EXERCISE PROMPT:
Which lines below hold the word "JSON"? Copy all of them.

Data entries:
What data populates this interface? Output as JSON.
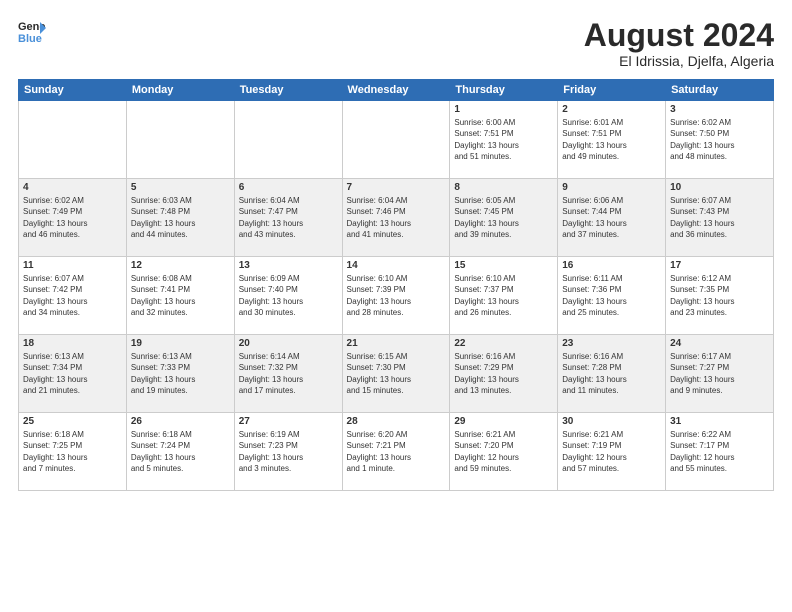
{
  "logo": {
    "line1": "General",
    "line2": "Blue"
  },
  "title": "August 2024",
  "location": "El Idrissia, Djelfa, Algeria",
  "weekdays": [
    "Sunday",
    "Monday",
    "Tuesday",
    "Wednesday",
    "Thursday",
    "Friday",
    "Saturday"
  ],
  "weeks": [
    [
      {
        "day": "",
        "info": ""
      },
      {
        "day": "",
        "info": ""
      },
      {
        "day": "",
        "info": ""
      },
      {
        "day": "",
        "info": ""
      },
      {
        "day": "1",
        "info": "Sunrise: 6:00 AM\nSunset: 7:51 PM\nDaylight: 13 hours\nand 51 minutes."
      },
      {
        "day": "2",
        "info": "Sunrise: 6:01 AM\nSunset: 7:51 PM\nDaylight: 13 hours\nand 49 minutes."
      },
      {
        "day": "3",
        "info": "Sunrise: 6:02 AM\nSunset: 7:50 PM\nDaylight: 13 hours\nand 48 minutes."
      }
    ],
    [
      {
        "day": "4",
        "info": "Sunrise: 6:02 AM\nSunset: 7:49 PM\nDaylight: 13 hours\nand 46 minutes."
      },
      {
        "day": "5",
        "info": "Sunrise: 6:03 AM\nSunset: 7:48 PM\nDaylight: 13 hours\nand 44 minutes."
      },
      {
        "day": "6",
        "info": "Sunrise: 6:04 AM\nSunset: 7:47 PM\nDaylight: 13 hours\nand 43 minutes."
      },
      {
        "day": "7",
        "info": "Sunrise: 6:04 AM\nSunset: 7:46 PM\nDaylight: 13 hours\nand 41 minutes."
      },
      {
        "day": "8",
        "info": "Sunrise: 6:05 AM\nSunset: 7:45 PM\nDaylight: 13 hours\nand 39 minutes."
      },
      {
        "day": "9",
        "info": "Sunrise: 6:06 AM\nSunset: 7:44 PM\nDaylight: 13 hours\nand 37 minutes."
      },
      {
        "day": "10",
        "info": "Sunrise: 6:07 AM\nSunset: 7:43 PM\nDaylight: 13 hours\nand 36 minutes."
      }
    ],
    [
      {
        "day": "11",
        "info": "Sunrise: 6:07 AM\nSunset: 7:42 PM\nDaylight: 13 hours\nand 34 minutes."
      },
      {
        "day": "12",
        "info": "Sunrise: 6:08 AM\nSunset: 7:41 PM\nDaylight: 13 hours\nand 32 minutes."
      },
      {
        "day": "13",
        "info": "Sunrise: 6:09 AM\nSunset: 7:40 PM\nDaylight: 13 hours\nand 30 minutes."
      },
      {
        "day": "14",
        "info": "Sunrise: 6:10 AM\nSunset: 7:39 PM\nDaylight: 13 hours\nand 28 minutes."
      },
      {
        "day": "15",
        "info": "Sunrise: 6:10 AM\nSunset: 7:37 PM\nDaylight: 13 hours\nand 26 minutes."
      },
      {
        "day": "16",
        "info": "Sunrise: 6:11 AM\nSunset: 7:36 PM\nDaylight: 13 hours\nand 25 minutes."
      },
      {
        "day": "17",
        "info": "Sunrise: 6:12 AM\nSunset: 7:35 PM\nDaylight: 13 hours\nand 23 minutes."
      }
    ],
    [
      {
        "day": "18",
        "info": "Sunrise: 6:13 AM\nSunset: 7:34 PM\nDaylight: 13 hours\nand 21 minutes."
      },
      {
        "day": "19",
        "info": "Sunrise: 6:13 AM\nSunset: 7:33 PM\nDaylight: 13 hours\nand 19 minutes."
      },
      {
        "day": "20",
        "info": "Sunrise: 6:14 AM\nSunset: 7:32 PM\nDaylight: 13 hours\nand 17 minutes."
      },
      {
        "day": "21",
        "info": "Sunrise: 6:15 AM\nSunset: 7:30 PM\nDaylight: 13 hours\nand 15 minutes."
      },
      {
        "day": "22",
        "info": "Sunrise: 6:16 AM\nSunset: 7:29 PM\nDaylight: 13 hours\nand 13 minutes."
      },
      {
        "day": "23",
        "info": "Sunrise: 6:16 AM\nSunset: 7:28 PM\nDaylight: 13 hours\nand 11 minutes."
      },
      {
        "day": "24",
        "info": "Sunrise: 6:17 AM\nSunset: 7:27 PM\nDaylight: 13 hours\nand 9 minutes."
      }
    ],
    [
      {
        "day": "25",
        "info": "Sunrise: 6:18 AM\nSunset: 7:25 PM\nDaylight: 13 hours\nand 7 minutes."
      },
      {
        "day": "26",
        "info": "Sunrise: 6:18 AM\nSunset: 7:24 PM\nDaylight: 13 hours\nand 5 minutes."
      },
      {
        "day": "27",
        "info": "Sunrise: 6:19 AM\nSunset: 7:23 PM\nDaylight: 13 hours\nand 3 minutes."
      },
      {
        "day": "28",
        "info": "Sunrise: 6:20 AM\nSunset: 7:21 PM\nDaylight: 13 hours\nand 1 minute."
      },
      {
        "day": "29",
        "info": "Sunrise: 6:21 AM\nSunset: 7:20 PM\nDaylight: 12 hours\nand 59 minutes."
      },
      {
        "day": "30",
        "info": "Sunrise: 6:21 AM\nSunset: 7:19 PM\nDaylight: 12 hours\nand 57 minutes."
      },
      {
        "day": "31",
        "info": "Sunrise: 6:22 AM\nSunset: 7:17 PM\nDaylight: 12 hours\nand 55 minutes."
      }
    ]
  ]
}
---
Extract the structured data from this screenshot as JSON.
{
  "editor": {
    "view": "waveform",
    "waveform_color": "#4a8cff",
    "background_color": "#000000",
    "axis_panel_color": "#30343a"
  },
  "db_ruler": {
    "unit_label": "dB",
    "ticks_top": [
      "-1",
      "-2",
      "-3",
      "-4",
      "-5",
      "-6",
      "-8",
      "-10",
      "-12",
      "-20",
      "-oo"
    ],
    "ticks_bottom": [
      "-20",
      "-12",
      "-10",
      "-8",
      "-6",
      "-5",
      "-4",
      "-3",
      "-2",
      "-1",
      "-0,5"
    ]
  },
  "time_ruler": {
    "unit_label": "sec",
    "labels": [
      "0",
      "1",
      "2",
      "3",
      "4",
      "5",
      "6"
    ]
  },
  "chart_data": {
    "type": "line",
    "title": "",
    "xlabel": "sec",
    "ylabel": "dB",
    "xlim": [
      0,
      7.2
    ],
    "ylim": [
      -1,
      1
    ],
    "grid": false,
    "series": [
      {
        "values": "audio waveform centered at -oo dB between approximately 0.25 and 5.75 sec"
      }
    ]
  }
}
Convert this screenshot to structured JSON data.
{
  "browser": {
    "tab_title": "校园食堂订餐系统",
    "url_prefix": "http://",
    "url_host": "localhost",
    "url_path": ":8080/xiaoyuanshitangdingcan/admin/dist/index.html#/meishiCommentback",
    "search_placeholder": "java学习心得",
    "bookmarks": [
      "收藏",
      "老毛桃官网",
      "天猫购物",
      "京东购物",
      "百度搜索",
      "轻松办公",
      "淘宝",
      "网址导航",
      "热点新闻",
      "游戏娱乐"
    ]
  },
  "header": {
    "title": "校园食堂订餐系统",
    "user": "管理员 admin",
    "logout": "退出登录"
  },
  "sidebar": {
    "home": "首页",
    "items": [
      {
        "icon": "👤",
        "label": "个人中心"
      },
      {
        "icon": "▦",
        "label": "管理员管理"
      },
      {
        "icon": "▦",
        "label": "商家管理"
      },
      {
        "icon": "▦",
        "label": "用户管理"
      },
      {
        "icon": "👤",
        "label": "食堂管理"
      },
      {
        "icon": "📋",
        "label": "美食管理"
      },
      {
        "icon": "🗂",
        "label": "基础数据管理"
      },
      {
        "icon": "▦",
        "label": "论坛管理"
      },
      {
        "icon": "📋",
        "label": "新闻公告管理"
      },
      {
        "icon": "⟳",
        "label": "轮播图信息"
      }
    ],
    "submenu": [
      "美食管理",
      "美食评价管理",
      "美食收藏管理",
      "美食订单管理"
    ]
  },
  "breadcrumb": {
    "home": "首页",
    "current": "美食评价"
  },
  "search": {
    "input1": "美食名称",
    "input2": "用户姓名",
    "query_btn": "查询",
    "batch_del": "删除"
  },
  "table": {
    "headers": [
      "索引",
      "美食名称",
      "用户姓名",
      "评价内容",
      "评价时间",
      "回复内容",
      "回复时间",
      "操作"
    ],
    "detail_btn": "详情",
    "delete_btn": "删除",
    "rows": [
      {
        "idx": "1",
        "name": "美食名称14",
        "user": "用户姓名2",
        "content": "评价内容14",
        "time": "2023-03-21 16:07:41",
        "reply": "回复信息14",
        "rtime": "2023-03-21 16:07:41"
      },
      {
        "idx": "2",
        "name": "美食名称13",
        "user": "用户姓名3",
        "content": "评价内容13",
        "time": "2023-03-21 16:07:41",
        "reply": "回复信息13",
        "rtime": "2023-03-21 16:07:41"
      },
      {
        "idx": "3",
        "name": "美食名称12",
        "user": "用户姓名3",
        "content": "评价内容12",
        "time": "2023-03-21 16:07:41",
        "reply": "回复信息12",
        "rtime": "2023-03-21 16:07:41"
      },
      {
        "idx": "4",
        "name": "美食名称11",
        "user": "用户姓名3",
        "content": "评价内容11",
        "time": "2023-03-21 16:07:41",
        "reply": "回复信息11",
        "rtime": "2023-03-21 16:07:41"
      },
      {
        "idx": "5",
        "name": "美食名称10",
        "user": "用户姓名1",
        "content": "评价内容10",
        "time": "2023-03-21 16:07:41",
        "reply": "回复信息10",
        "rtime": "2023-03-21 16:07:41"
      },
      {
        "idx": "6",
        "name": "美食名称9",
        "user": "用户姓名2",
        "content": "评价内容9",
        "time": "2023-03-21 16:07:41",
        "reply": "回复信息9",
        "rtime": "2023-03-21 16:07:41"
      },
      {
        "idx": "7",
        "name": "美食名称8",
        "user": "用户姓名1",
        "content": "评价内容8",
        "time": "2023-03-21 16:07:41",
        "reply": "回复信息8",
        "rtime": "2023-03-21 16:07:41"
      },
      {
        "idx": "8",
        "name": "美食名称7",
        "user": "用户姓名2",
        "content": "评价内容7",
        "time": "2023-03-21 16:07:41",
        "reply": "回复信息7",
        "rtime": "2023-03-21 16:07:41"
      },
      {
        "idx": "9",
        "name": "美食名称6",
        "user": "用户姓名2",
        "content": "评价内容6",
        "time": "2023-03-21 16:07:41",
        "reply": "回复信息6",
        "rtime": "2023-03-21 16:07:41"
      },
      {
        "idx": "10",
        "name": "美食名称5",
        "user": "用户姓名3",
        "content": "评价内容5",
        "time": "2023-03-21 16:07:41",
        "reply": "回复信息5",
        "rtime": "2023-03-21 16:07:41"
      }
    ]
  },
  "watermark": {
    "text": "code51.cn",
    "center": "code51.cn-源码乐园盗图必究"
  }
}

OUTPUT OF THE TASK:
What data populates this interface? Output as JSON.
Extract the structured data from this screenshot as JSON.
Convert this screenshot to structured JSON data.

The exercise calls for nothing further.